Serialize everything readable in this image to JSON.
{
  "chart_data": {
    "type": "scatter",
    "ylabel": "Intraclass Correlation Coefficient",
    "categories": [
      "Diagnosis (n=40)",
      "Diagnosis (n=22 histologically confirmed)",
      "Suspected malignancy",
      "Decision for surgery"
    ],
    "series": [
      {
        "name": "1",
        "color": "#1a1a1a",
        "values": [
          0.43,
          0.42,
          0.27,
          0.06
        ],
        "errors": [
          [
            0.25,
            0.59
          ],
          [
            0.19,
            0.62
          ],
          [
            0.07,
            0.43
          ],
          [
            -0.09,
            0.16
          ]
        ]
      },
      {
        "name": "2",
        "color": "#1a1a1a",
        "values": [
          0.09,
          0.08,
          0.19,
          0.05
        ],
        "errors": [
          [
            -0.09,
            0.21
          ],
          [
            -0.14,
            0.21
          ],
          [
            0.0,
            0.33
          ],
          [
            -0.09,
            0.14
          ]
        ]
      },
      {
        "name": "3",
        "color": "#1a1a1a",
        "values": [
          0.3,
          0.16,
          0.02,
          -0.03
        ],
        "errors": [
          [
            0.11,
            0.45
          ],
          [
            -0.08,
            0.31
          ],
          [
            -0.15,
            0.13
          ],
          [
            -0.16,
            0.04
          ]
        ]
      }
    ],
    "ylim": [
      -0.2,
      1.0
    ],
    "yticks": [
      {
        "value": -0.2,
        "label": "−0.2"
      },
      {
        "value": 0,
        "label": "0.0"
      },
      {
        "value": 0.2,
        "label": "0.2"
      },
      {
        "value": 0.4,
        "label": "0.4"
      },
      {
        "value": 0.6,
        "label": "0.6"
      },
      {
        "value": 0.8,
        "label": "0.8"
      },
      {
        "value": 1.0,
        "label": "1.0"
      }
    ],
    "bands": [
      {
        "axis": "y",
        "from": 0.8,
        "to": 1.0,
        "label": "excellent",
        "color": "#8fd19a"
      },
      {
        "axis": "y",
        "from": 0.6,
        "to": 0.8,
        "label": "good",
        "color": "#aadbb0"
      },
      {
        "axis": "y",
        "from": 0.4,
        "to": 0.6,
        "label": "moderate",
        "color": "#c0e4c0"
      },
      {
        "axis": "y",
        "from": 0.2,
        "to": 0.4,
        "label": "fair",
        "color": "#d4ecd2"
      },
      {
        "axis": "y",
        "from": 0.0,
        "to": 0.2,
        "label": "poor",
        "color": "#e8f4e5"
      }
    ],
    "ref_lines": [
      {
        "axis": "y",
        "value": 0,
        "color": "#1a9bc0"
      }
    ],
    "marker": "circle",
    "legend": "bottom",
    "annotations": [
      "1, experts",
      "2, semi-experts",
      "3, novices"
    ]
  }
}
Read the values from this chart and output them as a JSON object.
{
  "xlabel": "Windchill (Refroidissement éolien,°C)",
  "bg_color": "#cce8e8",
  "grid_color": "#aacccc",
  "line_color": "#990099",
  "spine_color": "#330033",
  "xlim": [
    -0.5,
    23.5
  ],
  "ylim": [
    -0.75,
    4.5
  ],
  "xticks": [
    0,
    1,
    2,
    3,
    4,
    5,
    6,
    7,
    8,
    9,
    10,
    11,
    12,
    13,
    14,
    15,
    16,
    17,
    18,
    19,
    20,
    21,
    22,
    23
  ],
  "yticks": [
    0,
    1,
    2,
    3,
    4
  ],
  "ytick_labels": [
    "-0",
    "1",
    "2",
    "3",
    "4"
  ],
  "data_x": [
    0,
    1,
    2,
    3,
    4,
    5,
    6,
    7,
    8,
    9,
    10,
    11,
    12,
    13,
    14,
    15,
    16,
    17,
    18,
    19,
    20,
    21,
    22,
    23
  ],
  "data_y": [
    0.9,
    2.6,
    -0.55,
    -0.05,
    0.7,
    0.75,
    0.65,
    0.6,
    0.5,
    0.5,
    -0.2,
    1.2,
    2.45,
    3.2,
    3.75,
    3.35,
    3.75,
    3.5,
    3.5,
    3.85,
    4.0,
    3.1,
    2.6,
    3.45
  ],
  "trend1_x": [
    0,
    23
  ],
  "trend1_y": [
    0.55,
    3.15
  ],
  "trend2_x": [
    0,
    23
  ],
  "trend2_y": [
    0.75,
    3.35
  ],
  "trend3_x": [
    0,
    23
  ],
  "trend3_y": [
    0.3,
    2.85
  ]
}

PROBLEM: Only lines with the string "from" belong in your answer; copy each one.

SOLUTION TO THE EXERCISE:
        "from": 0.8,
        "from": 0.6,
        "from": 0.4,
        "from": 0.2,
        "from": 0.0,
Read the values from this chart and output them as a JSON object.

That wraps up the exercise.